DIRECTIONS:
Among the entries that follow, tally the lines with the string "grid". Give no more than the number.

RECORDS FOR THIS EXERCISE:
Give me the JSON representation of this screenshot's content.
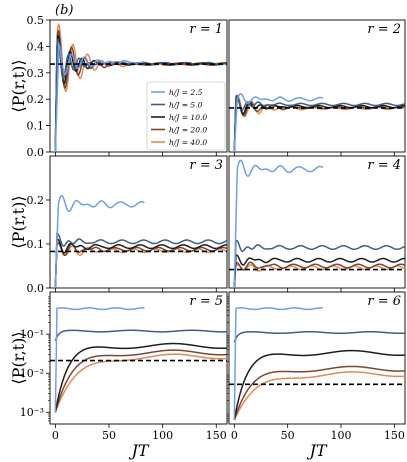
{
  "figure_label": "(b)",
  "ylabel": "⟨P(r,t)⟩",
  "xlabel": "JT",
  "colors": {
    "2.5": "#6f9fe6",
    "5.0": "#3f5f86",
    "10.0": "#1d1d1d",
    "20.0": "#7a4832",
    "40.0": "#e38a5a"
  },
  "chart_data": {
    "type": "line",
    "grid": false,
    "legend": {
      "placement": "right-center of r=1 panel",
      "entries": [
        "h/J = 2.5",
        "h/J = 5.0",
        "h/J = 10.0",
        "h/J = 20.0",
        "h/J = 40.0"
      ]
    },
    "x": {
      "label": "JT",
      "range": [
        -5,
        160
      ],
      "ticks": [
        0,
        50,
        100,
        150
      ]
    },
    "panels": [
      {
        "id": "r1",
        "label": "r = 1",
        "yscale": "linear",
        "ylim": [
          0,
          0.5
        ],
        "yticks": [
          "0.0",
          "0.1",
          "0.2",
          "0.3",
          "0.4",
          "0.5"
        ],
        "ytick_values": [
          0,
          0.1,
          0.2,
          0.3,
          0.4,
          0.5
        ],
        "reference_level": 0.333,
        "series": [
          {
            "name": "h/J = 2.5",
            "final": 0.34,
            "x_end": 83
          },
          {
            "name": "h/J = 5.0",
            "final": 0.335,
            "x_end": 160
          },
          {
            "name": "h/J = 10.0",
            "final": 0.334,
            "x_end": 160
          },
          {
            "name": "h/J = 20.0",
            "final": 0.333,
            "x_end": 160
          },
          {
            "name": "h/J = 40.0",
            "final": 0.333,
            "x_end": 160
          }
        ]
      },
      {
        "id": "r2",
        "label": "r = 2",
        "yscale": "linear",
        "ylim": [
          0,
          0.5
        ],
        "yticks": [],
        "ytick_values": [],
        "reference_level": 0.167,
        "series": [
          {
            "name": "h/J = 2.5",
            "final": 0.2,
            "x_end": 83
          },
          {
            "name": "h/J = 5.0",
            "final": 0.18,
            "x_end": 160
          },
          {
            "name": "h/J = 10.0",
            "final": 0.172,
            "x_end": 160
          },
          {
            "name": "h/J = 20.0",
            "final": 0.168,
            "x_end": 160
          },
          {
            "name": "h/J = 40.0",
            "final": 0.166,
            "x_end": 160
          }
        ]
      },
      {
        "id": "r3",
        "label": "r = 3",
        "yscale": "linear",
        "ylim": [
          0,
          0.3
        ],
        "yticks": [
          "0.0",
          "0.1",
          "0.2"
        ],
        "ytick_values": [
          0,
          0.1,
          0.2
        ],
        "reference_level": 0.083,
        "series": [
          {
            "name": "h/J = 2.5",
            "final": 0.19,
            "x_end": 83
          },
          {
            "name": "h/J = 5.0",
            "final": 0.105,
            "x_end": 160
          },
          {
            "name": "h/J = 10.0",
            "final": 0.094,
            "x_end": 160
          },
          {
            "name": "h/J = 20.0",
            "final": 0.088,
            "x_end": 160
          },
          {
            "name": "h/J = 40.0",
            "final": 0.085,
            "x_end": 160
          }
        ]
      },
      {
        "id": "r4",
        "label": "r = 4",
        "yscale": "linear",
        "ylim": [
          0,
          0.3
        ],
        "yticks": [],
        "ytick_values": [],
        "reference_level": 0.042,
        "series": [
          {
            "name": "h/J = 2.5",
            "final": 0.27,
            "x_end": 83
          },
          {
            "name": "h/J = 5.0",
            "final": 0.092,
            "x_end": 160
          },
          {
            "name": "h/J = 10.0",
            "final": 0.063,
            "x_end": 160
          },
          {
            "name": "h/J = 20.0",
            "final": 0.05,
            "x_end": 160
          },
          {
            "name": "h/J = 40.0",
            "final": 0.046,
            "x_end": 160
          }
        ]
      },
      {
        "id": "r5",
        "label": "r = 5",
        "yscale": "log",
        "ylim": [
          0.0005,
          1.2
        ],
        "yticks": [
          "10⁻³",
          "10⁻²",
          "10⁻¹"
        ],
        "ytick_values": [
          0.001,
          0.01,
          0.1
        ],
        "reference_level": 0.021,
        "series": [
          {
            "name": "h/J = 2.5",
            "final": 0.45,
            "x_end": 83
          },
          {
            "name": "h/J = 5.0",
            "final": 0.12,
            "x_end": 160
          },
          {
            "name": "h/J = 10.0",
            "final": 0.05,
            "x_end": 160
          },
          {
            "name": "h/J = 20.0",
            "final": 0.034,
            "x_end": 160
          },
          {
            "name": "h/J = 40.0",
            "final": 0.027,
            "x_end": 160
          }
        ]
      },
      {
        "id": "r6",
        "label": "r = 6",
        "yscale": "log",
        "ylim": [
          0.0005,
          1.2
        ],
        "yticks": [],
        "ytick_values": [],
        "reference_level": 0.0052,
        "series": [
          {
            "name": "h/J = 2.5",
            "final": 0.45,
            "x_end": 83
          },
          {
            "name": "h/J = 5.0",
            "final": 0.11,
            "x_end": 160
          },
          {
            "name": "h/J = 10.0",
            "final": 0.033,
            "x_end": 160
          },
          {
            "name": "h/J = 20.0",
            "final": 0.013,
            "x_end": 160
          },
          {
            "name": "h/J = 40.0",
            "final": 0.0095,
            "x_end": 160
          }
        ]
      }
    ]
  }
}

...

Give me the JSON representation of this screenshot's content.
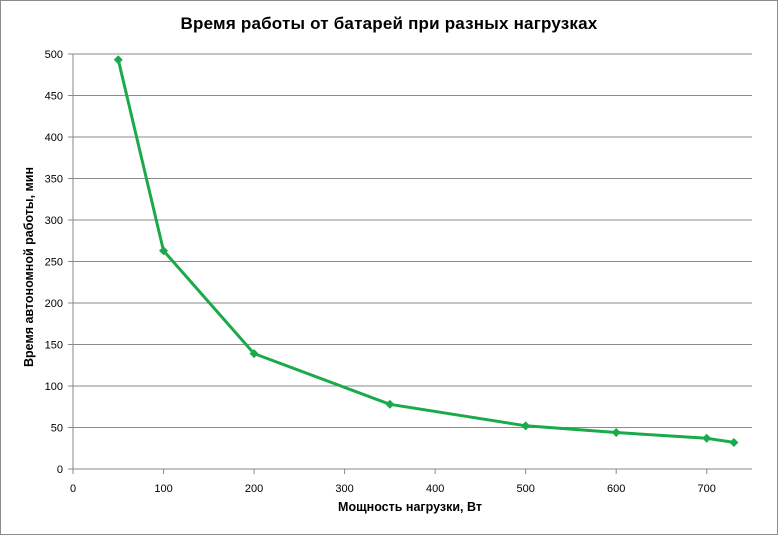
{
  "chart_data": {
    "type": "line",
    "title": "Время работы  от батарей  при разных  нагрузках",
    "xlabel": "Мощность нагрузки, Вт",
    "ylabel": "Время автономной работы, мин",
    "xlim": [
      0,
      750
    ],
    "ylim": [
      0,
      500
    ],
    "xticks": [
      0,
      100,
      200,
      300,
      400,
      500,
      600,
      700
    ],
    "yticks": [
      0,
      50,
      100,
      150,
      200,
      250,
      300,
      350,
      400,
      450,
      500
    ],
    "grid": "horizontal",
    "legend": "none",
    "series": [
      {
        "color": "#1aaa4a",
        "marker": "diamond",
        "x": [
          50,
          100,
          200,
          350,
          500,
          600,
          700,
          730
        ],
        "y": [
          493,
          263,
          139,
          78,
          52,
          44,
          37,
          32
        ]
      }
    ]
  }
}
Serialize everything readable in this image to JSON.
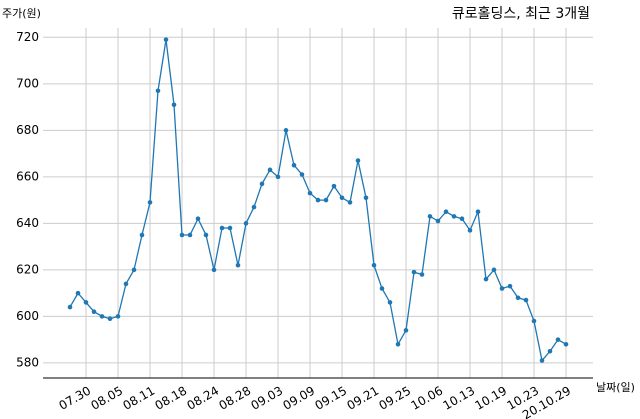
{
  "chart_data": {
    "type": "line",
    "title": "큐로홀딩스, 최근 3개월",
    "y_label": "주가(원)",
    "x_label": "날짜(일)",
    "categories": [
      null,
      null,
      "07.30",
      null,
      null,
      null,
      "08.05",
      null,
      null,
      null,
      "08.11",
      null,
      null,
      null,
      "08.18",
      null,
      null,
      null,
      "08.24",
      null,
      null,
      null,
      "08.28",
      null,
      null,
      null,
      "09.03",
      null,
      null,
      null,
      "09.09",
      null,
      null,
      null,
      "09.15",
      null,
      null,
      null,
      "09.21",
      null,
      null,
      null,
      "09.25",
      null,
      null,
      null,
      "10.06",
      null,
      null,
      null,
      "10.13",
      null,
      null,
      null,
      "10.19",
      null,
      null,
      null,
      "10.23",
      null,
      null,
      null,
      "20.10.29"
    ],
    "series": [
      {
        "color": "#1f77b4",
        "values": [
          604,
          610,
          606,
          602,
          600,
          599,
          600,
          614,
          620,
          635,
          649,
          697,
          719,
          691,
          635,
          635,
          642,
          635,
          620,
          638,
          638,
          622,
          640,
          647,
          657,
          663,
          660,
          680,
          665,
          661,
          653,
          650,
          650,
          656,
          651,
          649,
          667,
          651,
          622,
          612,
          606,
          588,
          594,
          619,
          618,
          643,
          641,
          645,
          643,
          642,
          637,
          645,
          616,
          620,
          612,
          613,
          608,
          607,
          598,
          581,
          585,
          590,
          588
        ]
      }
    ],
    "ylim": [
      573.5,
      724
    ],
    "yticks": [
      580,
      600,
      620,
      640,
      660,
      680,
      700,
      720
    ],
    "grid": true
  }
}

ANSWER IN FULL:
3